[Extracted data entries]
▼▼▼

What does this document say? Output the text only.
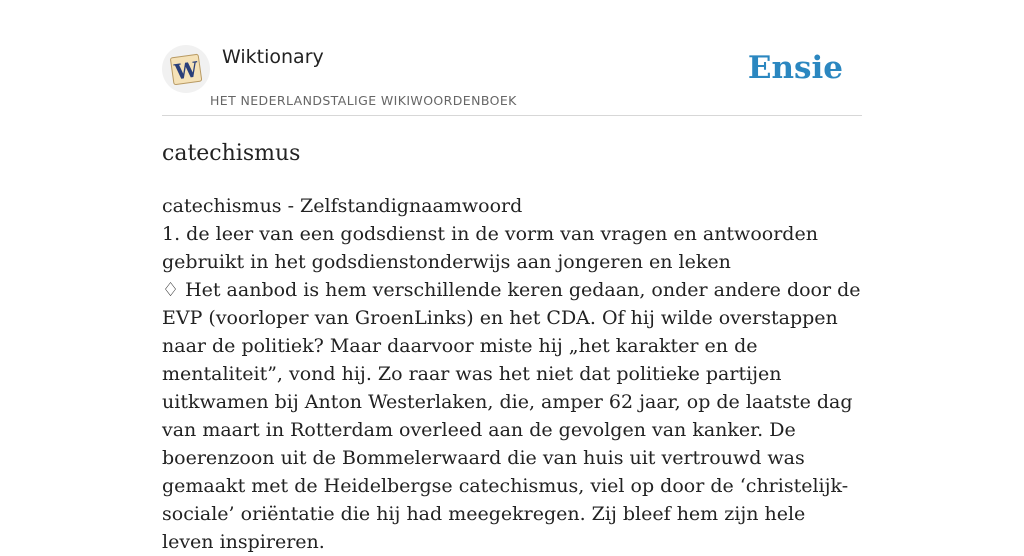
W Wiktionary
HET NEDERLANDSTALIGE WIKIWOORDENBOEK
Ensie
catechismus

catechismus - Zelfstandignaamwoord

1. de leer van een godsdienst in de vorm van vragen en antwoorden gebruikt in het godsdienstonderwijs aan jongeren en leken

♢ Het aanbod is hem verschillende keren gedaan, onder andere door de EVP (voorloper van GroenLinks) en het CDA. Of hij wilde overstappen naar de politiek? Maar daarvoor miste hij „het karakter en de mentaliteit”, vond hij. Zo raar was het niet dat politieke partijen uitkwamen bij Anton Westerlaken, die, amper 62 jaar, op de laatste dag van maart in Rotterdam overleed aan de gevolgen van kanker. De boerenzoon uit de Bommelerwaard die van huis uit vertrouwd was gemaakt met de Heidelbergse catechismus, viel op door de ‘christelijk-sociale’ oriëntatie die hij had meegekregen. Zij bleef hem zijn hele leven inspireren.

▲▲▲

Problem requirements: Nothing but the pictures may be dropped; output the records above exactly.

Full output:
What does this document say? Output the text only.
W Wiktionary
HET NEDERLANDSTALIGE WIKIWOORDENBOEK
Ensie
catechismus

catechismus - Zelfstandignaamwoord

1. de leer van een godsdienst in de vorm van vragen en antwoorden gebruikt in het godsdienstonderwijs aan jongeren en leken

♢ Het aanbod is hem verschillende keren gedaan, onder andere door de EVP (voorloper van GroenLinks) en het CDA. Of hij wilde overstappen naar de politiek? Maar daarvoor miste hij „het karakter en de mentaliteit”, vond hij. Zo raar was het niet dat politieke partijen uitkwamen bij Anton Westerlaken, die, amper 62 jaar, op de laatste dag van maart in Rotterdam overleed aan de gevolgen van kanker. De boerenzoon uit de Bommelerwaard die van huis uit vertrouwd was gemaakt met de Heidelbergse catechismus, viel op door de ‘christelijk-sociale’ oriëntatie die hij had meegekregen. Zij bleef hem zijn hele leven inspireren.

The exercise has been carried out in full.